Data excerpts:
* Begin *

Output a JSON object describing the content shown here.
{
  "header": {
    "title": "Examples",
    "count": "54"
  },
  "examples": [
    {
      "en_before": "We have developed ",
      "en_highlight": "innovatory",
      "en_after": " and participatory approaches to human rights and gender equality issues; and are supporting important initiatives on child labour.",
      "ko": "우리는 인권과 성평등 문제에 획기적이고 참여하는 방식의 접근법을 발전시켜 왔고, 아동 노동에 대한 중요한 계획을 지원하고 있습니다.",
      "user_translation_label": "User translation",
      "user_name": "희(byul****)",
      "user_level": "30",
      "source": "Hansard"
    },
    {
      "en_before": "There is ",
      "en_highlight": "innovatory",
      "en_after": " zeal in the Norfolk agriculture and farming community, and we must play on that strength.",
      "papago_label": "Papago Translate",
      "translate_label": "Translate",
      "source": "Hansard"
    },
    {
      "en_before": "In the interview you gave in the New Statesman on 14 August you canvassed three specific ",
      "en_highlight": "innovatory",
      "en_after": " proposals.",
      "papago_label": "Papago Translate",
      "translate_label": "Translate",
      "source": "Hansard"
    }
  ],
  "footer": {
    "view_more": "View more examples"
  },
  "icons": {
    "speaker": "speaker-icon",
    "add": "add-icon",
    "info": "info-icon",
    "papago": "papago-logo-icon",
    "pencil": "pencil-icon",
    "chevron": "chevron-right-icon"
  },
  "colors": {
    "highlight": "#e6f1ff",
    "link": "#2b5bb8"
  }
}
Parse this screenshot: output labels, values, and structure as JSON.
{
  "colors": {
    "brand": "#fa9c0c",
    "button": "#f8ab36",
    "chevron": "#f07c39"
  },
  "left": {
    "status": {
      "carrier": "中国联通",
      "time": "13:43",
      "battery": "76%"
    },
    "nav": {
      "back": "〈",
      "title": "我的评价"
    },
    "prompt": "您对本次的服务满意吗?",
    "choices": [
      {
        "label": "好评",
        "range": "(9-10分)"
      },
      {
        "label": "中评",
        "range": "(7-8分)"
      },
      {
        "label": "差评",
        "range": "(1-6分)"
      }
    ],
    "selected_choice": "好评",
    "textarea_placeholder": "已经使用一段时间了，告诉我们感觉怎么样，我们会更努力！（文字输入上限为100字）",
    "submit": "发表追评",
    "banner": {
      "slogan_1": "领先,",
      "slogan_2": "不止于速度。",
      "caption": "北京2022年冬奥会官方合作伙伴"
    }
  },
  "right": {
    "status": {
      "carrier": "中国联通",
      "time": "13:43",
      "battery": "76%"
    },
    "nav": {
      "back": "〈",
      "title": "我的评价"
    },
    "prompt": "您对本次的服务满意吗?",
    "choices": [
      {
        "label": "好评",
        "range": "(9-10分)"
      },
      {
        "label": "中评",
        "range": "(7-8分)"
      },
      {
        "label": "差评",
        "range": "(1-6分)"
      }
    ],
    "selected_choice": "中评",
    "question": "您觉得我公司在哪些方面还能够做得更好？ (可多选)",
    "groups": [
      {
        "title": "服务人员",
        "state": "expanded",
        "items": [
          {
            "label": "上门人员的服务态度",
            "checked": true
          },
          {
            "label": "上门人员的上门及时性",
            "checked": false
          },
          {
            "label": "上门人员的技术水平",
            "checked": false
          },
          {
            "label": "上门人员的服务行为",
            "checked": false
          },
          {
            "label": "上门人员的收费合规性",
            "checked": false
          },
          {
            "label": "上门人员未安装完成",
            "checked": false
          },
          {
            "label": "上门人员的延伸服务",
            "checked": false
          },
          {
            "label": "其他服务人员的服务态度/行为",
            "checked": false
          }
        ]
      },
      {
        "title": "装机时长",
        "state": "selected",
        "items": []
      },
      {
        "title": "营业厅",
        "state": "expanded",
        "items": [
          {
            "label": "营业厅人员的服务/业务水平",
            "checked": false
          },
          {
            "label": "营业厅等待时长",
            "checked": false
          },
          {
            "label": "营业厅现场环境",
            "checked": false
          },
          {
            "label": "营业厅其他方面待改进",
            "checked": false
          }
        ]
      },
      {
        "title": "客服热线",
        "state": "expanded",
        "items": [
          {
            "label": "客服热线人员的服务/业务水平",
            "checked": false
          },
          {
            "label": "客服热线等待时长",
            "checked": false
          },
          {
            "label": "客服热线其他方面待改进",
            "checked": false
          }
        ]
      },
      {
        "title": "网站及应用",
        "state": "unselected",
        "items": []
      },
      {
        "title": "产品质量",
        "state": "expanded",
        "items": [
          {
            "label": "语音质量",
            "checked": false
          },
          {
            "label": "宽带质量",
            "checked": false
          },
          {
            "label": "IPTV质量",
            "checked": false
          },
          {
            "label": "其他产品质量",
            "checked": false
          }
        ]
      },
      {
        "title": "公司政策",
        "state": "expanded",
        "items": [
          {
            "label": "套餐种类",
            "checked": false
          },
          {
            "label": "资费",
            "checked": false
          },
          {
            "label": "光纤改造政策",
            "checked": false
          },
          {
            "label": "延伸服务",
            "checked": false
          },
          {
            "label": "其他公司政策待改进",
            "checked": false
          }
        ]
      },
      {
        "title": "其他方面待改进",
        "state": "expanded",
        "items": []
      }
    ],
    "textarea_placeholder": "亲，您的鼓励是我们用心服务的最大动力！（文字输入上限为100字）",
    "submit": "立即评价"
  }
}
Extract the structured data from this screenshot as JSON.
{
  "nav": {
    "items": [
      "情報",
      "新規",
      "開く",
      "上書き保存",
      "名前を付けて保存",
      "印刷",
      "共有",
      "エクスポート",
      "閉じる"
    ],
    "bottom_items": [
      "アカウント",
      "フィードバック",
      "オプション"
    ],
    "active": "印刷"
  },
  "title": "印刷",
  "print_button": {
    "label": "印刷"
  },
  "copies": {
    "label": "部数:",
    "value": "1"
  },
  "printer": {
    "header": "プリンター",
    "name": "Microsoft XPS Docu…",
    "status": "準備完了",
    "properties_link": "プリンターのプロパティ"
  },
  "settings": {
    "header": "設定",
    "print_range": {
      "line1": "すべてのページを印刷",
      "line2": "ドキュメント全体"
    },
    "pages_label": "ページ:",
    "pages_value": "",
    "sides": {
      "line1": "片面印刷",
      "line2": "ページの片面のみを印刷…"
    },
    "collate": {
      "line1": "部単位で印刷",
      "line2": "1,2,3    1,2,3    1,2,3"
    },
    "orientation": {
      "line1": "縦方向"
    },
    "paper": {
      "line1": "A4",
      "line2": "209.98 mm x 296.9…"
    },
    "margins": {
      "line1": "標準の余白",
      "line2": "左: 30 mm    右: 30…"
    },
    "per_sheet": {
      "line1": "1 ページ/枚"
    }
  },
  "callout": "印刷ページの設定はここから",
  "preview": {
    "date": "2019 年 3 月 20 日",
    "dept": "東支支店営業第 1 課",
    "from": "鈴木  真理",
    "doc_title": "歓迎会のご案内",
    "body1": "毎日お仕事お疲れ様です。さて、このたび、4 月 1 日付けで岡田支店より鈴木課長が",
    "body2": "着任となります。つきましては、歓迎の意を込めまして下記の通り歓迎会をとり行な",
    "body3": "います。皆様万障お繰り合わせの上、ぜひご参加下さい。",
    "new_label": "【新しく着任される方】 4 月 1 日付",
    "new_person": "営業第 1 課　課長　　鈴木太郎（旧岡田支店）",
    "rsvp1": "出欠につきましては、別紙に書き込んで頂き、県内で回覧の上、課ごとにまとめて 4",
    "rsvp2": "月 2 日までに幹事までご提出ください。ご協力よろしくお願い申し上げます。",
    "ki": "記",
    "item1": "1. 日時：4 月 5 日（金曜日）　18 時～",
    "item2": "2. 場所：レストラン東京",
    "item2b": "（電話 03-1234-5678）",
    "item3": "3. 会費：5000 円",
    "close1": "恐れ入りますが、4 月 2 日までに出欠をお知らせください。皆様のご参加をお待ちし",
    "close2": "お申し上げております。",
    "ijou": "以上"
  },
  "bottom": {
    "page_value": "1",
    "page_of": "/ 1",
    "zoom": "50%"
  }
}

* End *

Copy in full each line that holds the word "from".

Response to the exercise:
Extract the structured data from this screenshot as JSON.
    "from": "鈴木  真理",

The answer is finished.